Task:
Repeat the whole of the data, keeping every detail the same.
===== Material for the task
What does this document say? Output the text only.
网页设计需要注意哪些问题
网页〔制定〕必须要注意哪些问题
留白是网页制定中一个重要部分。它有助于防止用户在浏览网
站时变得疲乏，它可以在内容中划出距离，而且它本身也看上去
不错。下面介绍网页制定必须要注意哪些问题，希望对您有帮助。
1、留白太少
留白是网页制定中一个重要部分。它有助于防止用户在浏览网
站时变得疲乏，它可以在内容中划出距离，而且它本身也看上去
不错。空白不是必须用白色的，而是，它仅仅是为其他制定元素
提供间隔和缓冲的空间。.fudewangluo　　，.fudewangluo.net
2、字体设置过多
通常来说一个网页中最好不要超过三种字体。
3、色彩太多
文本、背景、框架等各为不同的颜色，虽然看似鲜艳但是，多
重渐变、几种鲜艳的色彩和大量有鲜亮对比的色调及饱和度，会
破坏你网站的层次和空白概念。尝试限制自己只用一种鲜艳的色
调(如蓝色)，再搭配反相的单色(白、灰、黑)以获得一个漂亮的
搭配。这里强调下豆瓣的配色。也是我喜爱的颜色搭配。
==========
Task response:
What does this document say? Output the text only.
网页设计需要注意哪些问题
网页〔制定〕必须要注意哪些问题
留白是网页制定中一个重要部分。它有助于防止用户在浏览网
站时变得疲乏，它可以在内容中划出距离，而且它本身也看上去
不错。下面介绍网页制定必须要注意哪些问题，希望对您有帮助。
1、留白太少
留白是网页制定中一个重要部分。它有助于防止用户在浏览网
站时变得疲乏，它可以在内容中划出距离，而且它本身也看上去
不错。空白不是必须用白色的，而是，它仅仅是为其他制定元素
提供间隔和缓冲的空间。.fudewangluo　　，.fudewangluo.net
2、字体设置过多
通常来说一个网页中最好不要超过三种字体。
3、色彩太多
文本、背景、框架等各为不同的颜色，虽然看似鲜艳但是，多
重渐变、几种鲜艳的色彩和大量有鲜亮对比的色调及饱和度，会
破坏你网站的层次和空白概念。尝试限制自己只用一种鲜艳的色
调(如蓝色)，再搭配反相的单色(白、灰、黑)以获得一个漂亮的
搭配。这里强调下豆瓣的配色。也是我喜爱的颜色搭配。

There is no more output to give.